Section 4.1 states a couple of times that differences are significant because p <<0.05 (e.g. differences due to Table C1). However, the improvements are quite marginal (R2 0.88 vs R2 0.89; MAE 0.3m vs MAE 0.29 m). I think the authors should discuss the significance based on the absolute improvement, which is very little, and not the statistical significance, which in this case is clearly just due to the large sample size. See https://www.nature.com/articles/s41598-021-00199-5 and https://linkinghub.elsevier.com/retrieve/pii/S026151771730078X . With this in mind, the authors should revise this section carefully.
There are several instances of “results not shown” in the paper. I think they should all be included as they seem relevant (lines 396, 411, 465, 474, 484, 494, 501, 526, 550). There are also instances where a result is discussed but not seen on any figure (lines 397-399, 431-433, 497-498, 511-512, 534-537, 586)
About the novelty with respect to Dunmire et al (2024). Line 344 even states that the errors are slightly higher in this study than in Dunmire, and another example in line 434 shows very similar results. There should be a more open discussion about the little improvement, despite the novelty of this paper.
Sometimes in the manuscript, it seems that meteorological forcing data AND physically-based model simulations are used simultaneously in the ML model, but that is not the case. I suggest to change the following to OR (not in the title, as that is a list of all the inputs). (Line 8, 568)
Comments by line number:
L34: a reference for “essential climate variables” is missing.
L40: I suggest to add example datasets: “measurements offer frequent data at many locations globally (e.g. Matiu et al. 2021 https://doi.org/10.5194/tc-151343-2021, Fontrodona-Bach et al. 2023; https://doi.org/10.5194/essd-15-2577-2023, Mortimer and Vionnet, 2025) https://doi.org/10.5194/essd-17-3619-2025).

Information provided:
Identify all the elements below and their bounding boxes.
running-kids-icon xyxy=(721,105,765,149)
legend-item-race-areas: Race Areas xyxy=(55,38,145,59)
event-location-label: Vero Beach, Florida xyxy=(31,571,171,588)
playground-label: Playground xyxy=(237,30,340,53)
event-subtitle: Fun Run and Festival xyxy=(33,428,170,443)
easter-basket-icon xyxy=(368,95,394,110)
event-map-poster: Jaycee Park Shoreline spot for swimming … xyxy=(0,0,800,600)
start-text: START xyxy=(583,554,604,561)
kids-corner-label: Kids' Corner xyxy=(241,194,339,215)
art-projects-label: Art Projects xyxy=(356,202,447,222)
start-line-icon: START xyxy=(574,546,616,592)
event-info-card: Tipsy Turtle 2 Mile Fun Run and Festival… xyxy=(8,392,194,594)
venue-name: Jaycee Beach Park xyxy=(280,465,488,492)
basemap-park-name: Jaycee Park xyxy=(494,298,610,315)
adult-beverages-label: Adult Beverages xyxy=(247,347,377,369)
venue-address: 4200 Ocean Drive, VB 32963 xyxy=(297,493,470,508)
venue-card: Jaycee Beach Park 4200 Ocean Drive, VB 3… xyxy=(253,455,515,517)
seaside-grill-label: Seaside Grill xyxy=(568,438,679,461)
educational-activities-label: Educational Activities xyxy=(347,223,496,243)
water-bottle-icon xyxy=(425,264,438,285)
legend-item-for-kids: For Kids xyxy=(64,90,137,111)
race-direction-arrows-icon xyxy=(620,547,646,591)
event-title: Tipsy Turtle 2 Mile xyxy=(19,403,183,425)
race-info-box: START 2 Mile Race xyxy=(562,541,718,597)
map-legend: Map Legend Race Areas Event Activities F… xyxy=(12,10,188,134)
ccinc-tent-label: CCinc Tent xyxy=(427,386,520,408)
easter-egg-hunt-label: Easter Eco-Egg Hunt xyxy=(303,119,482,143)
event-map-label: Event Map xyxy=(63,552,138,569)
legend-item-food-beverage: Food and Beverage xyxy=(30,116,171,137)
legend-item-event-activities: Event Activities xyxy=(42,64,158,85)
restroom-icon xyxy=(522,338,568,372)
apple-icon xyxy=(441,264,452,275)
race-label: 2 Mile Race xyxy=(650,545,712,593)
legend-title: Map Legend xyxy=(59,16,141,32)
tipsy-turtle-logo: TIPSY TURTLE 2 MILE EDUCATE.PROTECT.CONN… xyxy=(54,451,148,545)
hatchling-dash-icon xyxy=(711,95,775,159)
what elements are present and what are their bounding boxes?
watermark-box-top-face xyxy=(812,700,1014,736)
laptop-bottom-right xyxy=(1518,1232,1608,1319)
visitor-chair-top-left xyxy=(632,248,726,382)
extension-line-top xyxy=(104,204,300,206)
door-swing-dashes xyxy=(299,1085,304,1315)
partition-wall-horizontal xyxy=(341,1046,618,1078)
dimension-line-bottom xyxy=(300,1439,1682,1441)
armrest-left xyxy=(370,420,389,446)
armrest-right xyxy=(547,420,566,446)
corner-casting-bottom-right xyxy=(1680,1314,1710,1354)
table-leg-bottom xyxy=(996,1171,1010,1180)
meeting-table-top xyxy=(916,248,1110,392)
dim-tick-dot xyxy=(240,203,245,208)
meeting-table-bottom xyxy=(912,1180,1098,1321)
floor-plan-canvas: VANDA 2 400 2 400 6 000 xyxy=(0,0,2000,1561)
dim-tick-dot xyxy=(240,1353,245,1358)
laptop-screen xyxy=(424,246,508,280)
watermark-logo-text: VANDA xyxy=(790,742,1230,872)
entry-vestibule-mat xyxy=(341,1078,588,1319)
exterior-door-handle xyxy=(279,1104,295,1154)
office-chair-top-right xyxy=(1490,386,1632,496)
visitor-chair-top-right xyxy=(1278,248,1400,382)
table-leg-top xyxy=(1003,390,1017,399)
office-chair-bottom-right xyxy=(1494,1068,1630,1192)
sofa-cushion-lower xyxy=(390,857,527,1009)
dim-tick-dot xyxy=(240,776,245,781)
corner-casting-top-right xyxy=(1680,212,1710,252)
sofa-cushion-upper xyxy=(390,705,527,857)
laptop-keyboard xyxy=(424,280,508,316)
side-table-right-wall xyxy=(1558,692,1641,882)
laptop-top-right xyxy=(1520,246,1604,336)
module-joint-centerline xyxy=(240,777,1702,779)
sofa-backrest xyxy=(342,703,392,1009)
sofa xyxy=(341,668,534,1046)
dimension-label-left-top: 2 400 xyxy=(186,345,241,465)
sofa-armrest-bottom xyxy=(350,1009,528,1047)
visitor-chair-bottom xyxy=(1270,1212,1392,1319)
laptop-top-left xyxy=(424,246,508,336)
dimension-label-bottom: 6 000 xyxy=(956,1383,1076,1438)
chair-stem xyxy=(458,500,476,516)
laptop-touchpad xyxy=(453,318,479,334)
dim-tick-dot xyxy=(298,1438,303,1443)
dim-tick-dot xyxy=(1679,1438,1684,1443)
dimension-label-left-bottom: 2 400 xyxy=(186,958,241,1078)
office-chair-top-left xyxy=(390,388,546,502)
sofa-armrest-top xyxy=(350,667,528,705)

Short exercise A:
In the review comments, which line numbers or ranges are given for results that are discussed but not seen on any figure?
Short exercise B:
Carry the review comments on from their last line.

Final answer A:
397-399, 431-433, 497-498, 511-512, 534-537, 586

Final answer B:
L53: Does “this work” refer to the one in this manuscript? Not clear if it refers to the previous references.
L54: “an increasing snowpack DEPTH”?
L55: I recommend against the use of etc. Either complete the list or simply state the examples.
Lines 62-64 and 75-77 seem to be a repetition of each other regarding the current gap in knowledge.
L74: perhaps: “snow depth retrieval”?
L83: “compared to in-situ measurements.” This needs references.
L85: such as instead of e.g.
L88: This needs a reference at the end of the sentence.
L91: perhaps: “contribute to improving SD predictions”?
L103: coarse instead of course.
L116: The GHC needs a reference (and isn’t It GHCN?). Does the end of the sentence mean only Germany and Slovenia are taken from this dataset?
L145: Why does rescaling matter for interannual start of season differences? It is unclear what this means.
L158: How many are these remaining gaps? How many were filled?
L166: a quick definition of majority resampling would be useful.
L178: What other downscaling techniques?
Equation 1: Where does this downscaling equation come from? A reference or explanation is needed.
L223: With a rather long paper and a lot of specific nomenclature, it is sometimes easy to forget what LIA, or TPI mean, especially for unspecialised readers. I suggest to include a table or list in the appendix with all abbreviations used (or expand Table B1)
L239: Perhaps it is useful to remind the reader that here the input of meteorological data or physical model simulations is still not assessed. I thought there should be 5 configurations otherwise.
L241: Why “next” and not together with the previous?
L243: I suggest “The second configuration, focusing…” instead of “Conversely, the configuration…”
Table 2 caption: I suggest “within this study.”
Table 2: some of the features are presented in the text after the table is presented, therefore the reader does not know what all these variables are. I suggest to spell them out in the caption, or in the acronym table I suggested above.
3.2.3 Snow depth prediction: I do not understand how this title links to the paragraph. It seems that the paragraph is about standardization of features.
L276: If all folds contain at least one station from each of all the boxes of stations within 5 km of each other, how is this a blind validation? I am possibly understanding this wrong, please clarify this.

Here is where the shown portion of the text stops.